§ **THE DATA**

────────────────────

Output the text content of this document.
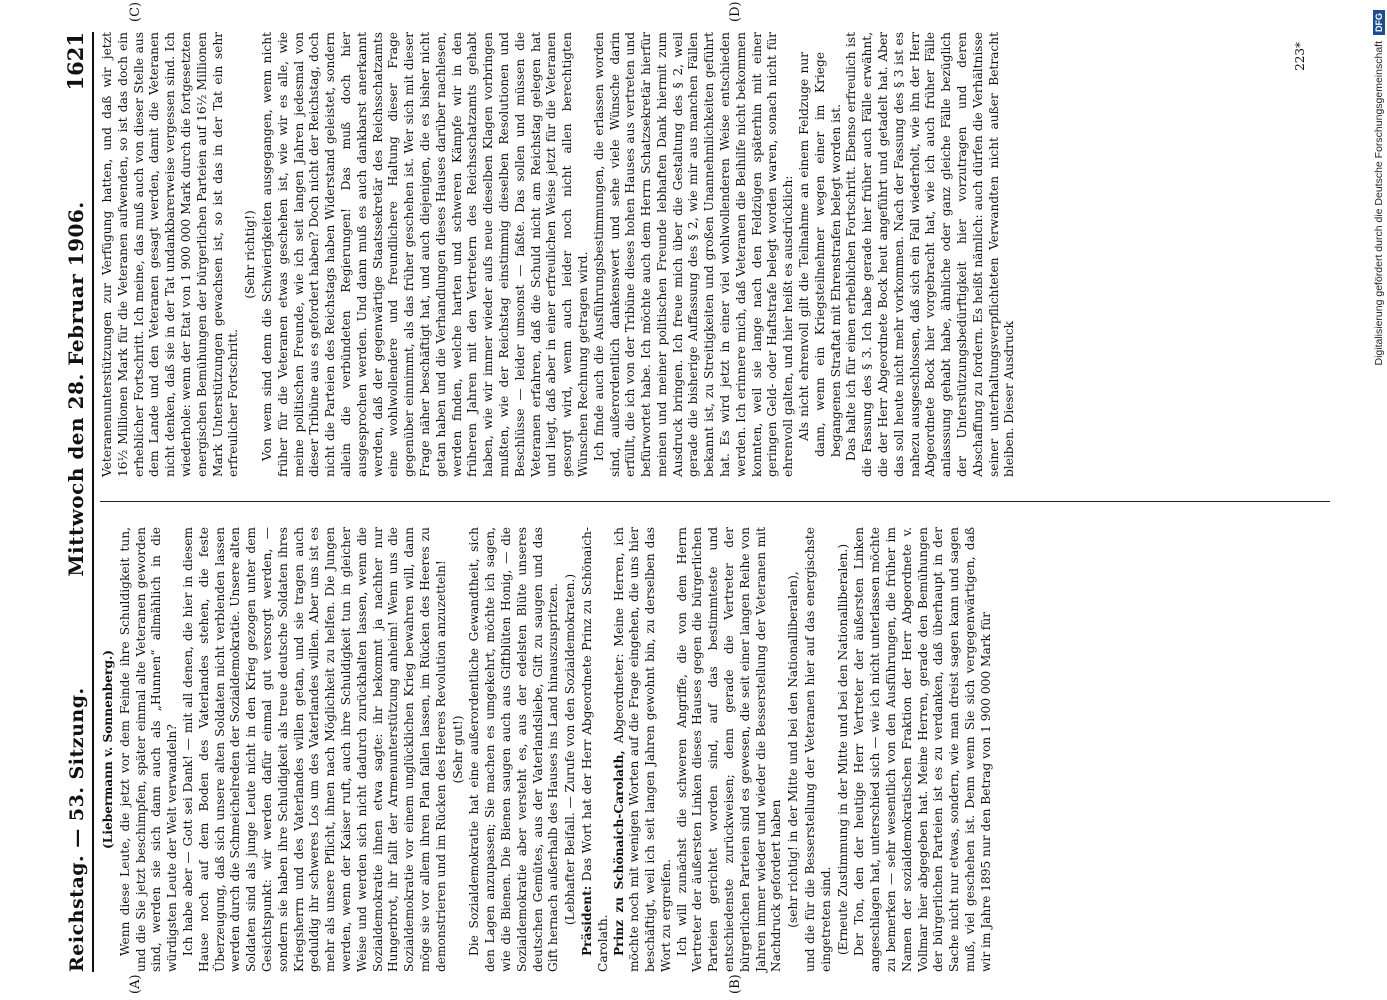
Reichstag. — 53. Sitzung.
Mittwoch den 28. Februar 1906.
1621
(A)	(B)
(C)	(D)

(Liebermann v. Sonnenberg.) Wenn diese Leute, die jetzt vor dem Feinde ihre Schuldigkeit tun, und die Sie jetzt beschimpfen, später einmal alte Veteranen geworden sind, werden sie sich dann auch als „Hunnen“ allmählich in die würdigsten Leute der Welt verwandeln? Ich habe aber — Gott sei Dank! — mit all denen, die hier in diesem Hause noch auf dem Boden des Vaterlandes stehen, die feste Überzeugung, daß sich unsere alten Soldaten nicht verblenden lassen werden durch die Schmeichelreden der Sozialdemokratie. Unsere alten Soldaten sind als junge Leute nicht in den Krieg gezogen unter dem Gesichtspunkt: wir werden dafür einmal gut versorgt werden, — sondern sie haben ihre Schuldigkeit als treue deutsche Soldaten ihres Kriegsherrn und des Vaterlandes willen getan, und sie tragen auch geduldig ihr schweres Los um des Vaterlandes willen. Aber uns ist es mehr als unsere Pflicht, ihnen nach Möglichkeit zu helfen. Die Jungen werden, wenn der Kaiser ruft, auch ihre Schuldigkeit tun in gleicher Weise und werden sich nicht dadurch zurückhalten lassen, wenn die Sozialdemokratie ihnen etwa sagte: ihr bekommt ja nachher nur Hungerbrot, ihr fallt der Armenunterstützung anheim! Wenn uns die Sozialdemokratie vor einem unglücklichen Krieg bewahren will, dann möge sie vor allem ihren Plan fallen lassen, im Rücken des Heeres zu demonstrieren und im Rücken des Heeres Revolution anzuzetteln! (Sehr gut!) Die Sozialdemokratie hat eine außerordentliche Gewandtheit, sich den Lagen anzupassen; Sie machen es umgekehrt, möchte ich sagen, wie die Bienen. Die Bienen saugen auch aus Giftblüten Honig, — die Sozialdemokratie aber versteht es, aus der edelsten Blüte unseres deutschen Gemütes, aus der Vaterlandsliebe, Gift zu saugen und das Gift hernach außerhalb des Hauses ins Land hinauszuspritzen. (Lebhafter Beifall. — Zurufe von den Sozialdemokraten.) Präsident: Das Wort hat der Herr Abgeordnete Prinz zu Schönaich-Carolath. Prinz zu Schönaich-Carolath, Abgeordneter: Meine Herren, ich möchte noch mit wenigen Worten auf die Frage eingehen, die uns hier beschäftigt, weil ich seit langen Jahren gewohnt bin, zu derselben das Wort zu ergreifen. Ich will zunächst die schweren Angriffe, die von dem Herrn Vertreter der äußersten Linken dieses Hauses gegen die bürgerlichen Parteien gerichtet worden sind, auf das bestimmteste und entschiedenste zurückweisen; denn gerade die Vertreter der bürgerlichen Parteien sind es gewesen, die seit einer langen Reihe von Jahren immer wieder und wieder die Besserstellung der Veteranen mit Nachdruck gefordert haben (sehr richtig! in der Mitte und bei den Nationalliberalen), und die für die Besserstellung der Veteranen hier auf das energischste eingetreten sind. (Erneute Zustimmung in der Mitte und bei den Nationalliberalen.) Der Ton, den der heutige Herr Vertreter der äußersten Linken angeschlagen hat, unterschied sich — wie ich nicht unterlassen möchte zu bemerken — sehr wesentlich von den Ausführungen, die früher im Namen der sozialdemokratischen Fraktion der Herr Abgeordnete v. Vollmar hier abgegeben hat. Meine Herren, gerade den Bemühungen der bürgerlichen Parteien ist es zu verdanken, daß überhaupt in der Sache nicht nur etwas, sondern, wie man dreist sagen kann und sagen muß, viel geschehen ist. Denn wenn Sie sich vergegenwärtigen, daß wir im Jahre 1895 nur den Betrag von 1 900 000 Mark für

Veteranenunterstützungen zur Verfügung hatten, und daß wir jetzt 16½ Millionen Mark für die Veteranen aufwenden, so ist das doch ein erheblicher Fortschritt. Ich meine, das muß auch von dieser Stelle aus dem Lande und den Veteranen gesagt werden, damit die Veteranen nicht denken, daß sie in der Tat undankbarerweise vergessen sind. Ich wiederhole: wenn der Etat von 1 900 000 Mark durch die fortgesetzten energischen Bemühungen der bürgerlichen Parteien auf 16½ Millionen Mark Unterstützungen gewachsen ist, so ist das in der Tat ein sehr erfreulicher Fortschritt.

(Sehr richtig!) Von wem sind denn die Schwierigkeiten ausgegangen, wenn nicht früher für die Veteranen etwas geschehen ist, wie wir es alle, wie meine politischen Freunde, wie ich seit langen Jahren jedesmal von dieser Tribüne aus es gefordert haben? Doch nicht der Reichstag, doch nicht die Parteien des Reichstags haben Widerstand geleistet, sondern allein die verbündeten Regierungen! Das muß doch hier ausgesprochen werden. Und dann muß es auch dankbarst anerkannt werden, daß der gegenwärtige Staatssekretär des Reichsschatzamts eine wohlwollendere und freundlichere Haltung dieser Frage gegenüber einnimmt, als das früher geschehen ist. Wer sich mit dieser Frage näher beschäftigt hat, und auch diejenigen, die es bisher nicht getan haben und die Verhandlungen dieses Hauses darüber nachlesen, werden finden, welche harten und schweren Kämpfe wir in den früheren Jahren mit den Vertretern des Reichsschatzamts gehabt haben, wie wir immer wieder aufs neue dieselben Klagen vorbringen mußten, wie der Reichstag einstimmig dieselben Resolutionen und Beschlüsse — leider umsonst — faßte. Das sollen und müssen die Veteranen erfahren, daß die Schuld nicht am Reichstag gelegen hat und liegt, daß aber in einer erfreulichen Weise jetzt für die Veteranen gesorgt wird, wenn auch leider noch nicht allen berechtigten Wünschen Rechnung getragen wird. Ich finde auch die Ausführungsbestimmungen, die erlassen worden sind, außerordentlich dankenswert und sehe viele Wünsche darin erfüllt, die ich von der Tribüne dieses hohen Hauses aus vertreten und befürwortet habe. Ich möchte auch dem Herrn Schatzsekretär hierfür meinen und meiner politischen Freunde lebhaften Dank hiermit zum Ausdruck bringen. Ich freue mich über die Gestaltung des § 2, weil gerade die bisherige Auffassung des § 2, wie mir aus manchen Fällen bekannt ist, zu Streitigkeiten und großen Unannehmlichkeiten geführt hat. Es wird jetzt in einer viel wohlwollenderen Weise entschieden werden. Ich erinnere mich, daß Veteranen die Beihilfe nicht bekommen konnten, weil sie lange nach den Feldzügen späterhin mit einer geringen Geld- oder Haftstrafe belegt worden waren, sonach nicht für ehrenvoll galten, und hier heißt es ausdrücklich: Als nicht ehrenvoll gilt die Teilnahme an einem Feldzuge nur dann, wenn ein Kriegsteilnehmer wegen einer im Kriege begangenen Straftat mit Ehrenstrafen belegt worden ist. Das halte ich für einen erheblichen Fortschritt. Ebenso erfreulich ist die Fassung des § 3. Ich habe gerade hier früher auch Fälle erwähnt, die der Herr Abgeordnete Bock heut angeführt und getadelt hat. Aber das soll heute nicht mehr vorkommen. Nach der Fassung des § 3 ist es nahezu ausgeschlossen, daß sich ein Fall wiederholt, wie ihn der Herr Abgeordnete Bock hier vorgebracht hat, wie ich auch früher Fälle anlasssung gehabt habe, ähnliche oder ganz gleiche Fälle bezüglich der Unterstützungsbedürftigkeit hier vorzutragen und deren Abschaffung zu fordern. Es heißt nämlich: auch dürfen die Verhältnisse seiner unterhaltungsverpflichteten Verwandten nicht außer Betracht bleiben. Dieser Ausdruck

223*	Digitalisierung gefördert durch die Deutsche Forschungsgemeinschaft
DFG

────────────────────

§ **WHAT YOU ARE ASKED TO DO**
Pictures in the records should not appear in your copy, but everything else must be transcribed exactly.

§ **RESULT OF THE TASK**
Output the text content of this document.
Reichstag. — 53. Sitzung.
Mittwoch den 28. Februar 1906.
1621
(A)	(B)
(C)	(D)

(Liebermann v. Sonnenberg.) Wenn diese Leute, die jetzt vor dem Feinde ihre Schuldigkeit tun, und die Sie jetzt beschimpfen, später einmal alte Veteranen geworden sind, werden sie sich dann auch als „Hunnen“ allmählich in die würdigsten Leute der Welt verwandeln? Ich habe aber — Gott sei Dank! — mit all denen, die hier in diesem Hause noch auf dem Boden des Vaterlandes stehen, die feste Überzeugung, daß sich unsere alten Soldaten nicht verblenden lassen werden durch die Schmeichelreden der Sozialdemokratie. Unsere alten Soldaten sind als junge Leute nicht in den Krieg gezogen unter dem Gesichtspunkt: wir werden dafür einmal gut versorgt werden, — sondern sie haben ihre Schuldigkeit als treue deutsche Soldaten ihres Kriegsherrn und des Vaterlandes willen getan, und sie tragen auch geduldig ihr schweres Los um des Vaterlandes willen. Aber uns ist es mehr als unsere Pflicht, ihnen nach Möglichkeit zu helfen. Die Jungen werden, wenn der Kaiser ruft, auch ihre Schuldigkeit tun in gleicher Weise und werden sich nicht dadurch zurückhalten lassen, wenn die Sozialdemokratie ihnen etwa sagte: ihr bekommt ja nachher nur Hungerbrot, ihr fallt der Armenunterstützung anheim! Wenn uns die Sozialdemokratie vor einem unglücklichen Krieg bewahren will, dann möge sie vor allem ihren Plan fallen lassen, im Rücken des Heeres zu demonstrieren und im Rücken des Heeres Revolution anzuzetteln! (Sehr gut!) Die Sozialdemokratie hat eine außerordentliche Gewandtheit, sich den Lagen anzupassen; Sie machen es umgekehrt, möchte ich sagen, wie die Bienen. Die Bienen saugen auch aus Giftblüten Honig, — die Sozialdemokratie aber versteht es, aus der edelsten Blüte unseres deutschen Gemütes, aus der Vaterlandsliebe, Gift zu saugen und das Gift hernach außerhalb des Hauses ins Land hinauszuspritzen. (Lebhafter Beifall. — Zurufe von den Sozialdemokraten.) Präsident: Das Wort hat der Herr Abgeordnete Prinz zu Schönaich-Carolath. Prinz zu Schönaich-Carolath, Abgeordneter: Meine Herren, ich möchte noch mit wenigen Worten auf die Frage eingehen, die uns hier beschäftigt, weil ich seit langen Jahren gewohnt bin, zu derselben das Wort zu ergreifen. Ich will zunächst die schweren Angriffe, die von dem Herrn Vertreter der äußersten Linken dieses Hauses gegen die bürgerlichen Parteien gerichtet worden sind, auf das bestimmteste und entschiedenste zurückweisen; denn gerade die Vertreter der bürgerlichen Parteien sind es gewesen, die seit einer langen Reihe von Jahren immer wieder und wieder die Besserstellung der Veteranen mit Nachdruck gefordert haben (sehr richtig! in der Mitte und bei den Nationalliberalen), und die für die Besserstellung der Veteranen hier auf das energischste eingetreten sind. (Erneute Zustimmung in der Mitte und bei den Nationalliberalen.) Der Ton, den der heutige Herr Vertreter der äußersten Linken angeschlagen hat, unterschied sich — wie ich nicht unterlassen möchte zu bemerken — sehr wesentlich von den Ausführungen, die früher im Namen der sozialdemokratischen Fraktion der Herr Abgeordnete v. Vollmar hier abgegeben hat. Meine Herren, gerade den Bemühungen der bürgerlichen Parteien ist es zu verdanken, daß überhaupt in der Sache nicht nur etwas, sondern, wie man dreist sagen kann und sagen muß, viel geschehen ist. Denn wenn Sie sich vergegenwärtigen, daß wir im Jahre 1895 nur den Betrag von 1 900 000 Mark für

Veteranenunterstützungen zur Verfügung hatten, und daß wir jetzt 16½ Millionen Mark für die Veteranen aufwenden, so ist das doch ein erheblicher Fortschritt. Ich meine, das muß auch von dieser Stelle aus dem Lande und den Veteranen gesagt werden, damit die Veteranen nicht denken, daß sie in der Tat undankbarerweise vergessen sind. Ich wiederhole: wenn der Etat von 1 900 000 Mark durch die fortgesetzten energischen Bemühungen der bürgerlichen Parteien auf 16½ Millionen Mark Unterstützungen gewachsen ist, so ist das in der Tat ein sehr erfreulicher Fortschritt.

(Sehr richtig!) Von wem sind denn die Schwierigkeiten ausgegangen, wenn nicht früher für die Veteranen etwas geschehen ist, wie wir es alle, wie meine politischen Freunde, wie ich seit langen Jahren jedesmal von dieser Tribüne aus es gefordert haben? Doch nicht der Reichstag, doch nicht die Parteien des Reichstags haben Widerstand geleistet, sondern allein die verbündeten Regierungen! Das muß doch hier ausgesprochen werden. Und dann muß es auch dankbarst anerkannt werden, daß der gegenwärtige Staatssekretär des Reichsschatzamts eine wohlwollendere und freundlichere Haltung dieser Frage gegenüber einnimmt, als das früher geschehen ist. Wer sich mit dieser Frage näher beschäftigt hat, und auch diejenigen, die es bisher nicht getan haben und die Verhandlungen dieses Hauses darüber nachlesen, werden finden, welche harten und schweren Kämpfe wir in den früheren Jahren mit den Vertretern des Reichsschatzamts gehabt haben, wie wir immer wieder aufs neue dieselben Klagen vorbringen mußten, wie der Reichstag einstimmig dieselben Resolutionen und Beschlüsse — leider umsonst — faßte. Das sollen und müssen die Veteranen erfahren, daß die Schuld nicht am Reichstag gelegen hat und liegt, daß aber in einer erfreulichen Weise jetzt für die Veteranen gesorgt wird, wenn auch leider noch nicht allen berechtigten Wünschen Rechnung getragen wird. Ich finde auch die Ausführungsbestimmungen, die erlassen worden sind, außerordentlich dankenswert und sehe viele Wünsche darin erfüllt, die ich von der Tribüne dieses hohen Hauses aus vertreten und befürwortet habe. Ich möchte auch dem Herrn Schatzsekretär hierfür meinen und meiner politischen Freunde lebhaften Dank hiermit zum Ausdruck bringen. Ich freue mich über die Gestaltung des § 2, weil gerade die bisherige Auffassung des § 2, wie mir aus manchen Fällen bekannt ist, zu Streitigkeiten und großen Unannehmlichkeiten geführt hat. Es wird jetzt in einer viel wohlwollenderen Weise entschieden werden. Ich erinnere mich, daß Veteranen die Beihilfe nicht bekommen konnten, weil sie lange nach den Feldzügen späterhin mit einer geringen Geld- oder Haftstrafe belegt worden waren, sonach nicht für ehrenvoll galten, und hier heißt es ausdrücklich: Als nicht ehrenvoll gilt die Teilnahme an einem Feldzuge nur dann, wenn ein Kriegsteilnehmer wegen einer im Kriege begangenen Straftat mit Ehrenstrafen belegt worden ist. Das halte ich für einen erheblichen Fortschritt. Ebenso erfreulich ist die Fassung des § 3. Ich habe gerade hier früher auch Fälle erwähnt, die der Herr Abgeordnete Bock heut angeführt und getadelt hat. Aber das soll heute nicht mehr vorkommen. Nach der Fassung des § 3 ist es nahezu ausgeschlossen, daß sich ein Fall wiederholt, wie ihn der Herr Abgeordnete Bock hier vorgebracht hat, wie ich auch früher Fälle anlasssung gehabt habe, ähnliche oder ganz gleiche Fälle bezüglich der Unterstützungsbedürftigkeit hier vorzutragen und deren Abschaffung zu fordern. Es heißt nämlich: auch dürfen die Verhältnisse seiner unterhaltungsverpflichteten Verwandten nicht außer Betracht bleiben. Dieser Ausdruck

223*	Digitalisierung gefördert durch die Deutsche Forschungsgemeinschaft
DFG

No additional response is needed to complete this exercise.